#### STATED TASK
Going through the material below, please gather all lines with the word "impulse" in them.

Records excerpted from a collection:
/---

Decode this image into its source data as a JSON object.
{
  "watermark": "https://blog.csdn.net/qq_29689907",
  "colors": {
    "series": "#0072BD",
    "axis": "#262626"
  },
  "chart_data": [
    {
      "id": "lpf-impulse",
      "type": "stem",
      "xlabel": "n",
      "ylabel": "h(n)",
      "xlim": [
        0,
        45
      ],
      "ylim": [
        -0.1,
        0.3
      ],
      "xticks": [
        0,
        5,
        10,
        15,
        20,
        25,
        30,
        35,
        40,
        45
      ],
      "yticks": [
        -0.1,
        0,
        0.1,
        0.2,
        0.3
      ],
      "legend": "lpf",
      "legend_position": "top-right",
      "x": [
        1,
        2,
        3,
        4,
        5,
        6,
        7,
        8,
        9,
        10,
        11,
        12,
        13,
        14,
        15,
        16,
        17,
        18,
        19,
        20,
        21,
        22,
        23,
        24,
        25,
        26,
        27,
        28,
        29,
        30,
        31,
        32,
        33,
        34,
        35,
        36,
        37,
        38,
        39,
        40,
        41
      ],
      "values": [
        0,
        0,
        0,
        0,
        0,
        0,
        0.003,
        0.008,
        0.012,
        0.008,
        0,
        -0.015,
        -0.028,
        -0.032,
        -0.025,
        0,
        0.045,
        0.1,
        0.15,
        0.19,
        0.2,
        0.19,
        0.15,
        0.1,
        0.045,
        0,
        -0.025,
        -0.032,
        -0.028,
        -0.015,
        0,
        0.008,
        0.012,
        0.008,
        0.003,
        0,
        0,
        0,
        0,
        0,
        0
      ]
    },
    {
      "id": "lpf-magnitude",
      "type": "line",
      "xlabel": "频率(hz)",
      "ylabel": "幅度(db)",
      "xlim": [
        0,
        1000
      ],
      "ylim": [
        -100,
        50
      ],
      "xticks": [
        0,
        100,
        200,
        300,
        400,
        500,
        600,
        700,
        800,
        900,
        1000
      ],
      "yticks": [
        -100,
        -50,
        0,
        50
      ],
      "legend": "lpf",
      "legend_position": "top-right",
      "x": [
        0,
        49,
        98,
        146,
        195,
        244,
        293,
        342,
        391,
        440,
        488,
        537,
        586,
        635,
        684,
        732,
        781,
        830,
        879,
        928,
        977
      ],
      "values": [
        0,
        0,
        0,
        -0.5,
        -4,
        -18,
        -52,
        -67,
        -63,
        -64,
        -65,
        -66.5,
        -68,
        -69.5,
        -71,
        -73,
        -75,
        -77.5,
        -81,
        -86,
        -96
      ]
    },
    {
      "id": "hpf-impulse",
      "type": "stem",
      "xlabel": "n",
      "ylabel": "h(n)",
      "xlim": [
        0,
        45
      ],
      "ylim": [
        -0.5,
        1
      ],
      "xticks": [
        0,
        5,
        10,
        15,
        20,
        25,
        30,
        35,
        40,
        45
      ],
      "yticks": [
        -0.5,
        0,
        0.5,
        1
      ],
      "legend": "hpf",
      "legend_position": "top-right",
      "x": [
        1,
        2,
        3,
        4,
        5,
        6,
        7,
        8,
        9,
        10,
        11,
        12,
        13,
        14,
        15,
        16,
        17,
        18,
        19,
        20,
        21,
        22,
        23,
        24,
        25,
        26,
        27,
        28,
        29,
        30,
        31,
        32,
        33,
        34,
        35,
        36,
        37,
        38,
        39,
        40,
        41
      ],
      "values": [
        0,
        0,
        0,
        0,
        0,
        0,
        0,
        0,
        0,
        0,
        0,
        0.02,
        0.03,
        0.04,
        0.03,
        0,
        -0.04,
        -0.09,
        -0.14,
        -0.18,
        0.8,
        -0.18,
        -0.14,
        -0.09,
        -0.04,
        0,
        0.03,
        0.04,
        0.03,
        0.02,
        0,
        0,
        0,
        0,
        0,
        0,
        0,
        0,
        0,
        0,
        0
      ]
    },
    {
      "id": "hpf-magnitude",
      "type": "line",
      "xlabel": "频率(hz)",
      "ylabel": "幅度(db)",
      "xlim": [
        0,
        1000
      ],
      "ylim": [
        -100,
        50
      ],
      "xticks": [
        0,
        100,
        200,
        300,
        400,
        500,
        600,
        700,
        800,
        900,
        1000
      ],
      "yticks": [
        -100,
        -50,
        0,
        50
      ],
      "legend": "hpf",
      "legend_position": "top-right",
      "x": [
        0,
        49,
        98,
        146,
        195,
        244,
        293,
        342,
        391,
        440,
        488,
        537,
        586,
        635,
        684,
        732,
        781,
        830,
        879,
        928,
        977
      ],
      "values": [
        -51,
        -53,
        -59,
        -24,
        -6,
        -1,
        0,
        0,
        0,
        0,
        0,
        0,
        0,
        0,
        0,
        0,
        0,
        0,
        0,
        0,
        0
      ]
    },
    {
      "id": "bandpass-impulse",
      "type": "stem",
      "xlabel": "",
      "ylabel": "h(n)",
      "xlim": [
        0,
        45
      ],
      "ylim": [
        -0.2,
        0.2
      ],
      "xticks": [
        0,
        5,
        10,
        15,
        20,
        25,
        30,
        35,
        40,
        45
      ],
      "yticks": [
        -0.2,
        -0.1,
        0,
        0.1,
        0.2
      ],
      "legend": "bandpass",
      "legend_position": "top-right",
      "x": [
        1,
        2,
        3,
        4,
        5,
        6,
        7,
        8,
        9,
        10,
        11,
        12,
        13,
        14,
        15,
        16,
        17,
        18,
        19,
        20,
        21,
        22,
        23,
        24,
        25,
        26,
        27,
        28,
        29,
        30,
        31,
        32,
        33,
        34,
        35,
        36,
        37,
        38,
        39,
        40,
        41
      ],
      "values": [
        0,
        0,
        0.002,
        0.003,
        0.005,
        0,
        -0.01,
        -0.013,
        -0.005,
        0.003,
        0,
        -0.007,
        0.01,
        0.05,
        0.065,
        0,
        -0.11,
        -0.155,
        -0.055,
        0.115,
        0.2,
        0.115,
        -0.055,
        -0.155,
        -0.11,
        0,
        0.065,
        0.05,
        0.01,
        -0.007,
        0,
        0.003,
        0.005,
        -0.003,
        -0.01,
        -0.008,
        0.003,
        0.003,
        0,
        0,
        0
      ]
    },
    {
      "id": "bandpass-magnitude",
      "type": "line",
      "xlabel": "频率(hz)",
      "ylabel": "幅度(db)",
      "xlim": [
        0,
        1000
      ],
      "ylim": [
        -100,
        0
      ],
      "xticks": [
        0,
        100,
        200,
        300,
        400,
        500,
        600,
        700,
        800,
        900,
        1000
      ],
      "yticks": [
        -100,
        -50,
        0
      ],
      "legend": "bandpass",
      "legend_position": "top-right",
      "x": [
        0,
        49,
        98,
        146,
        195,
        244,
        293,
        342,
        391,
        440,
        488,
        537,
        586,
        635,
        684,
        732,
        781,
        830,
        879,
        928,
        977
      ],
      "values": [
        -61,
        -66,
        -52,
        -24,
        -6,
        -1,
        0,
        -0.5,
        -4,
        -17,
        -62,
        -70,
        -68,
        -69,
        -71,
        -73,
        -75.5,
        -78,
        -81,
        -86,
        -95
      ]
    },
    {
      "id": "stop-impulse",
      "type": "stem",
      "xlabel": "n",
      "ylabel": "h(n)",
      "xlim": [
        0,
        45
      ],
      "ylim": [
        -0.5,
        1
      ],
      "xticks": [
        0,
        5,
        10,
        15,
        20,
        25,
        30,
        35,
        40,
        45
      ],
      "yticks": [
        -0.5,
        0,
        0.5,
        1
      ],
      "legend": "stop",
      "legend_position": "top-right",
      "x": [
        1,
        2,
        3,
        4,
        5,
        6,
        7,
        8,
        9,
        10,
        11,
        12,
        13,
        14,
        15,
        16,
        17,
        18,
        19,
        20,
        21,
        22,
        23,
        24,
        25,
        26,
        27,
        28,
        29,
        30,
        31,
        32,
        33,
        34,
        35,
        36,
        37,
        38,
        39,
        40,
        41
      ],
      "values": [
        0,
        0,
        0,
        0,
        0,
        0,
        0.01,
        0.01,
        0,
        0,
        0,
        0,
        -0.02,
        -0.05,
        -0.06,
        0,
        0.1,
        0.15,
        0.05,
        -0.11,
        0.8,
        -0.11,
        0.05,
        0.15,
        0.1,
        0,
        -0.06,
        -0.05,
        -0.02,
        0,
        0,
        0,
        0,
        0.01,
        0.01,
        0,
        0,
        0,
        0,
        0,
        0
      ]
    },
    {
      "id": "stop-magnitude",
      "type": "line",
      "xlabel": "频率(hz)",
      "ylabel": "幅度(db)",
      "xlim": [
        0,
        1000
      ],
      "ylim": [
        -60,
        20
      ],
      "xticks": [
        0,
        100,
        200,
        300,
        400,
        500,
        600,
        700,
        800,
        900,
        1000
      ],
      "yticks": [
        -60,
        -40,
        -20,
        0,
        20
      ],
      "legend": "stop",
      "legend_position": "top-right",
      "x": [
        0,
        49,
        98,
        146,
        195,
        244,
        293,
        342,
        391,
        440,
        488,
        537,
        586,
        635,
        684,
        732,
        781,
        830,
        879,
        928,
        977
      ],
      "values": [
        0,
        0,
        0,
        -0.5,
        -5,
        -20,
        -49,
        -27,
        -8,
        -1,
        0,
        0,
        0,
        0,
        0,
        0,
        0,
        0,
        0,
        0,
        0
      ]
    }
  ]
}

\---

#### ANSWER TO THE TASK
      "id": "lpf-impulse",
      "id": "hpf-impulse",
      "id": "bandpass-impulse",
      "id": "stop-impulse",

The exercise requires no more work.